>>
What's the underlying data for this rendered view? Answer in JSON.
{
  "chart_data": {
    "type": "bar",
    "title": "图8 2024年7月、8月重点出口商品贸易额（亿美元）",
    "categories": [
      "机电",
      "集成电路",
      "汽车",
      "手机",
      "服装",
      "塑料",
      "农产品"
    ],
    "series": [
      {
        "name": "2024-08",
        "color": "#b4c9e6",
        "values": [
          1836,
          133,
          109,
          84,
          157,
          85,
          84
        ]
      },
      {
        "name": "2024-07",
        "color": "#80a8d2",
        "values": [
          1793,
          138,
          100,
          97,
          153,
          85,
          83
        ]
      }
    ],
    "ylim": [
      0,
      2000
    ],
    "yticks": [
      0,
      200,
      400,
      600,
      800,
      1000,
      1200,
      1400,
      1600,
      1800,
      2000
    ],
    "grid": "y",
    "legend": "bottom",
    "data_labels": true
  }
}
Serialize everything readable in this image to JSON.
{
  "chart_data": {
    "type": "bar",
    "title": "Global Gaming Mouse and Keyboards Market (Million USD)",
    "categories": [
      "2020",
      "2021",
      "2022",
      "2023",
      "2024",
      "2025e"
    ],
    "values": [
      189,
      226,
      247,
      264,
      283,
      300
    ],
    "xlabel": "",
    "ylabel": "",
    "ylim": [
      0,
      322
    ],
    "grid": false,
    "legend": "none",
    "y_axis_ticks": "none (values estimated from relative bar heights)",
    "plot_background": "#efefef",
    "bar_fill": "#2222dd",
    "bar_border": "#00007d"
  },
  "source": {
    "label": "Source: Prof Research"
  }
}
<<
>>
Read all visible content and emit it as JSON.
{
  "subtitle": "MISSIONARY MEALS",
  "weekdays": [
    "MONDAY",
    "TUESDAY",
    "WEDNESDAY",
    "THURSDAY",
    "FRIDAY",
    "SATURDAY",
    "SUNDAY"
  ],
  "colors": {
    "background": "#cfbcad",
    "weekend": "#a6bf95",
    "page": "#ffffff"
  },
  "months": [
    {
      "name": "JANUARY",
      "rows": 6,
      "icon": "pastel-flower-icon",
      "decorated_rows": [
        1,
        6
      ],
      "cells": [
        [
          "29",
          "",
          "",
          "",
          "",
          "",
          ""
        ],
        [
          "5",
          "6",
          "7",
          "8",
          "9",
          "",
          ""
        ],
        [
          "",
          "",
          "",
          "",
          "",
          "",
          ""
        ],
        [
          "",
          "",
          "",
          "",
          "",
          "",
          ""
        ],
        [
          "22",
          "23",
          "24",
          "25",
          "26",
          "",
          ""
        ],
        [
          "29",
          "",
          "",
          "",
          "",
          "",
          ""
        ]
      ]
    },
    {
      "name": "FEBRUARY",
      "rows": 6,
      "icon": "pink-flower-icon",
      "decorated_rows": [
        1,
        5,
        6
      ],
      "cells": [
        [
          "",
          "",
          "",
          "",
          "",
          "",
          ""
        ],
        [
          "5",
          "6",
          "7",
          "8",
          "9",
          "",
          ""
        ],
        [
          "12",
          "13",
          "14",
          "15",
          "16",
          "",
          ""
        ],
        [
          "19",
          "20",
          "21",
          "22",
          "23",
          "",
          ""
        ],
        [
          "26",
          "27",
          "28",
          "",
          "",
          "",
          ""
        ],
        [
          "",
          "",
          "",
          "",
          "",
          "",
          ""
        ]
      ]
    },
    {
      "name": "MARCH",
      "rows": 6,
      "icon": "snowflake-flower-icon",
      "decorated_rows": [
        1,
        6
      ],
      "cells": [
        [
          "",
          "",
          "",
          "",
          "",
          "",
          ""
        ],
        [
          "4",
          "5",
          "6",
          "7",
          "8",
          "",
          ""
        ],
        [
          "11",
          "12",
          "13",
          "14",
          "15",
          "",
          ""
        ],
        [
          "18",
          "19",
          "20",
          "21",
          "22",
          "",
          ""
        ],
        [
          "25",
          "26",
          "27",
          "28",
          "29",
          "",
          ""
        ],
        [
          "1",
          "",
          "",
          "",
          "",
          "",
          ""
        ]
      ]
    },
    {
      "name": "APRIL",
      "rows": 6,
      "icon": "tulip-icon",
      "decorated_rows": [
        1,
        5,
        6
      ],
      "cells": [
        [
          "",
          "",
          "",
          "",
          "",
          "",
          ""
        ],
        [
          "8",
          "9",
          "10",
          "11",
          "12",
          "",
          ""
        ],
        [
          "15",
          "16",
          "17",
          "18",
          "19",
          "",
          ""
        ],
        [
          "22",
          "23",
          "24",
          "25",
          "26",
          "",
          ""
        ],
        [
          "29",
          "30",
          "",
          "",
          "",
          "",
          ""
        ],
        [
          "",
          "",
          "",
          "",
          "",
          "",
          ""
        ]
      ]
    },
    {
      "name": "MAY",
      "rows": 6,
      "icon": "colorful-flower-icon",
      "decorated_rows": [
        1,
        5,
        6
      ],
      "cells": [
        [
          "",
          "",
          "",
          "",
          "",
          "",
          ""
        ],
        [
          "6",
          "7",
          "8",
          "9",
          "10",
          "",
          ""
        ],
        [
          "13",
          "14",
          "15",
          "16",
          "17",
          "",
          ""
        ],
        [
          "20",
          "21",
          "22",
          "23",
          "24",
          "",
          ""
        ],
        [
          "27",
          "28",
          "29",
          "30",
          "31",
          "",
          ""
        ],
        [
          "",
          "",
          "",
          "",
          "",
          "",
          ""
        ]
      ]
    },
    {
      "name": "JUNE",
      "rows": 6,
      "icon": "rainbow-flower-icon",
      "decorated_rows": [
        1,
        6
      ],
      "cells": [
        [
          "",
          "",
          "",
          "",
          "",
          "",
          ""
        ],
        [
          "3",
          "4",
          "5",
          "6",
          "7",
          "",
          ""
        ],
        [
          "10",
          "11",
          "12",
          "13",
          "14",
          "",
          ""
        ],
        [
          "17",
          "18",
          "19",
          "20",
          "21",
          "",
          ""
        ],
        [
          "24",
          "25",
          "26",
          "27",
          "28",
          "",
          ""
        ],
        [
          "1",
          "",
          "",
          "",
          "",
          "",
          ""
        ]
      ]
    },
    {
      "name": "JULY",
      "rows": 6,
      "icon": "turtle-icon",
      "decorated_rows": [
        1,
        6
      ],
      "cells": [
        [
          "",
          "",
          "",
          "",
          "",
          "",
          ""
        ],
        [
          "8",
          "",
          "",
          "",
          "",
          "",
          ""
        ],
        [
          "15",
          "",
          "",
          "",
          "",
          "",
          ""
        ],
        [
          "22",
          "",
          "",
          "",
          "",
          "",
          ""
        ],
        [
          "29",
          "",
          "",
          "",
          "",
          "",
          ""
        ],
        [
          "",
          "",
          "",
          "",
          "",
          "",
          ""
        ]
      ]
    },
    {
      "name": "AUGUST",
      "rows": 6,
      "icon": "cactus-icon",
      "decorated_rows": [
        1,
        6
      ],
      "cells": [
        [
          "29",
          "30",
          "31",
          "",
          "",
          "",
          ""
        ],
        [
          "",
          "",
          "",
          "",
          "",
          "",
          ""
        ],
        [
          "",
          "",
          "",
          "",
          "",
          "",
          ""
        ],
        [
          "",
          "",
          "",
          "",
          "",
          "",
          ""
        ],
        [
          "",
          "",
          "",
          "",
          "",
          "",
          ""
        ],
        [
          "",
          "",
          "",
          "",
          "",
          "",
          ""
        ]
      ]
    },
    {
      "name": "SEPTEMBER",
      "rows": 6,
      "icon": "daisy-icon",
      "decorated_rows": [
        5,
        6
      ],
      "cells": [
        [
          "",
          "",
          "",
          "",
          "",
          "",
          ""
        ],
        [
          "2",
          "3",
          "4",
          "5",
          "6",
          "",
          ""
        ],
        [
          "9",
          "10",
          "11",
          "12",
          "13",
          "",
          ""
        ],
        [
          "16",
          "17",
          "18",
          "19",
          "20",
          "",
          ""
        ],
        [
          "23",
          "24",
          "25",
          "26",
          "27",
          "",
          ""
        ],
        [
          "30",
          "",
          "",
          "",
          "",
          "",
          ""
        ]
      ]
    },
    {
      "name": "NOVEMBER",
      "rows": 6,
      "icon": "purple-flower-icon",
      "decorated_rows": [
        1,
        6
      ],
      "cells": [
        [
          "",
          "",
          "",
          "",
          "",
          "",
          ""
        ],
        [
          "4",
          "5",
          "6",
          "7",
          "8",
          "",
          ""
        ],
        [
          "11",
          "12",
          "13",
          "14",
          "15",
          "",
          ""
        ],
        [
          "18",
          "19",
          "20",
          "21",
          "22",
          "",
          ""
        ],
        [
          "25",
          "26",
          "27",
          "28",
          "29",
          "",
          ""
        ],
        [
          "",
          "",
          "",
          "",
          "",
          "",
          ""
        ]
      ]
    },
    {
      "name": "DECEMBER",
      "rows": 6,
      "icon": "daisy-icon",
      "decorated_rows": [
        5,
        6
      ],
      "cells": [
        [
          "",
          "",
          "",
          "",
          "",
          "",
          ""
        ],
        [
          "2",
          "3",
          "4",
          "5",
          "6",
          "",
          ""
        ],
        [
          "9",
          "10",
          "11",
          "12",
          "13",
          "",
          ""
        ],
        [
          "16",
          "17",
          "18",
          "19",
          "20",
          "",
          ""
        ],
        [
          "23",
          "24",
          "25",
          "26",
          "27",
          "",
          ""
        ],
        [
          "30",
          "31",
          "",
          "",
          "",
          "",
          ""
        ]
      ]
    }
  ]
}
<<
* Task goal
Lines in the records that hold the word "icon" are to be counted; give only the total.

* Solution to this task
11